Your objective:
Return every line below in which "platí" appears.

Dataset entries:
>>>>>

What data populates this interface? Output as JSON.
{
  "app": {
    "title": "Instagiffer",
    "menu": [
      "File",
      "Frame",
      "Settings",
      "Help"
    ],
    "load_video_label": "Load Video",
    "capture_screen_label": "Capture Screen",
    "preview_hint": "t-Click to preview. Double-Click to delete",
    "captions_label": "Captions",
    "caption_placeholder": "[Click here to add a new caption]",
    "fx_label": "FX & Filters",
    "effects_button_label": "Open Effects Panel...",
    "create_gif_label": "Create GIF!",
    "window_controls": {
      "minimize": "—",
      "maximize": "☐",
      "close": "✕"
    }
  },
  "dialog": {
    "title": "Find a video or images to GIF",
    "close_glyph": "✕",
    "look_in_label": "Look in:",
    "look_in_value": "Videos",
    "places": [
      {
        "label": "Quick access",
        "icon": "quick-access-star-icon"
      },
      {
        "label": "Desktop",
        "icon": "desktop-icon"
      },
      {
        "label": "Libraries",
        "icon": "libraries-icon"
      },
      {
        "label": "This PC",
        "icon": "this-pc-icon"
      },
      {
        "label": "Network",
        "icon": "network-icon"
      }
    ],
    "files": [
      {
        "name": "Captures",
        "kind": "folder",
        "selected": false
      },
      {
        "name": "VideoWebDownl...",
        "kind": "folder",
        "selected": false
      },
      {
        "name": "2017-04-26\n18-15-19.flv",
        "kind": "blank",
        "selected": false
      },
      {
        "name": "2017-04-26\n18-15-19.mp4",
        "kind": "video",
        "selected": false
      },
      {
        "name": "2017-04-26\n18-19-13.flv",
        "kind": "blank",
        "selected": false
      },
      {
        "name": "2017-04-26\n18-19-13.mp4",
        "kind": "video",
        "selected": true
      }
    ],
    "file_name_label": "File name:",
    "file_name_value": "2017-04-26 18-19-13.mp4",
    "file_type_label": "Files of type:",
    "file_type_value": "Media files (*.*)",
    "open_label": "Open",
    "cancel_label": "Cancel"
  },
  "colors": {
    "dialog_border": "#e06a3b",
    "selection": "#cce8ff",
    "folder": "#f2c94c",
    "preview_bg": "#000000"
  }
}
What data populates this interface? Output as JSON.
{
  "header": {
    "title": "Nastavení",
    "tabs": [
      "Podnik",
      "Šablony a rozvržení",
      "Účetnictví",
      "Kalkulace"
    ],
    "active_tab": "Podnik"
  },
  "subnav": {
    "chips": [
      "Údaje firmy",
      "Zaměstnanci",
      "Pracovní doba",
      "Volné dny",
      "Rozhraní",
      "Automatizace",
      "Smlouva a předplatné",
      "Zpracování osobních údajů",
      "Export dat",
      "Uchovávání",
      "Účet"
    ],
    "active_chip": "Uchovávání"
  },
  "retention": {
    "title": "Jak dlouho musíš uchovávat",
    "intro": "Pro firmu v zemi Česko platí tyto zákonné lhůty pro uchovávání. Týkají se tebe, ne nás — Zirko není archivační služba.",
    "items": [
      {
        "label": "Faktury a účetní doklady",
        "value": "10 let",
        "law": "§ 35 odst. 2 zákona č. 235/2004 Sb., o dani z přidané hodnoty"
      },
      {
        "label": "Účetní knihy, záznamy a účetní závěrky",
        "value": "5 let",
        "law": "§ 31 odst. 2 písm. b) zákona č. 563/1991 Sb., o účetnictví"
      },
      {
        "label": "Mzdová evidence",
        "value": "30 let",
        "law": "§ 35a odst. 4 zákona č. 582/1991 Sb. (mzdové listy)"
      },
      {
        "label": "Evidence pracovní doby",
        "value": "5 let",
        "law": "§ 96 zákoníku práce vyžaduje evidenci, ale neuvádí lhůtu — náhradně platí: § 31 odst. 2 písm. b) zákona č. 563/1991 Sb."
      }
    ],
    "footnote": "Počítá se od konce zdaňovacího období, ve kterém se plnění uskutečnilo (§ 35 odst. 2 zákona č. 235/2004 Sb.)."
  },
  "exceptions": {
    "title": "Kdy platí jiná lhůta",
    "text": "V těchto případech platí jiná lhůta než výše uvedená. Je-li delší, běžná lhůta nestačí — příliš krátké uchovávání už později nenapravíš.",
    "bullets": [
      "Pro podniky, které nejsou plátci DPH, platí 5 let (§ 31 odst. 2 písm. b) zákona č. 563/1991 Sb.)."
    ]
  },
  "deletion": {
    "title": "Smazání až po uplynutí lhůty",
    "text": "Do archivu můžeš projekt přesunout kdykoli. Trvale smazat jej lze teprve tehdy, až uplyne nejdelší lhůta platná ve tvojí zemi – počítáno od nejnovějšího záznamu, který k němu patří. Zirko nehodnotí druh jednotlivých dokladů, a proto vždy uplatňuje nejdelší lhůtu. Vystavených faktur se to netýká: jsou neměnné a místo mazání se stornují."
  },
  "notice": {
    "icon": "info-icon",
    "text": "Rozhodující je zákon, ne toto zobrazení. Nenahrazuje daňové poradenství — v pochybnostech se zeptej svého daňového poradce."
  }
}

<<<<<
>>>>>

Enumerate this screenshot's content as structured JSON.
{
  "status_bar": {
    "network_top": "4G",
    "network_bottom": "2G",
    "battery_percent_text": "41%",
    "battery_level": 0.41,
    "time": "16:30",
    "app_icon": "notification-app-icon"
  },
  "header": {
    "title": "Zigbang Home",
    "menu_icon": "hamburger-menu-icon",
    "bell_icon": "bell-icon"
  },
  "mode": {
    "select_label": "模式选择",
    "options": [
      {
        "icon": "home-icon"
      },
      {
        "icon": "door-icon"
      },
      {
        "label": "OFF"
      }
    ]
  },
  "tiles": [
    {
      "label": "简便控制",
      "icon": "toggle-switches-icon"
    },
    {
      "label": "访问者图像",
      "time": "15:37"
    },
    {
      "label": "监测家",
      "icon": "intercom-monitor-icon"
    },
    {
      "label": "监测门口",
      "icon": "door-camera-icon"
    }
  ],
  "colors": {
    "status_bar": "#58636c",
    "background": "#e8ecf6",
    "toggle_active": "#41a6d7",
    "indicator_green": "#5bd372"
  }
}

<<<<<

Finished answer:
    "intro": "Pro firmu v zemi Česko platí tyto zákonné lhůty pro uchovávání. Týkají se tebe, ne nás — Zirko není archivační služba.",
        "law": "§ 96 zákoníku práce vyžaduje evidenci, ale neuvádí lhůtu — náhradně platí: § 31 odst. 2 písm. b) zákona č. 563/1991 Sb."
    "title": "Kdy platí jiná lhůta",
    "text": "V těchto případech platí jiná lhůta než výše uvedená. Je-li delší, běžná lhůta nestačí — příliš krátké uchovávání už později nenapravíš.",
      "Pro podniky, které nejsou plátci DPH, platí 5 let (§ 31 odst. 2 písm. b) zákona č. 563/1991 Sb.)."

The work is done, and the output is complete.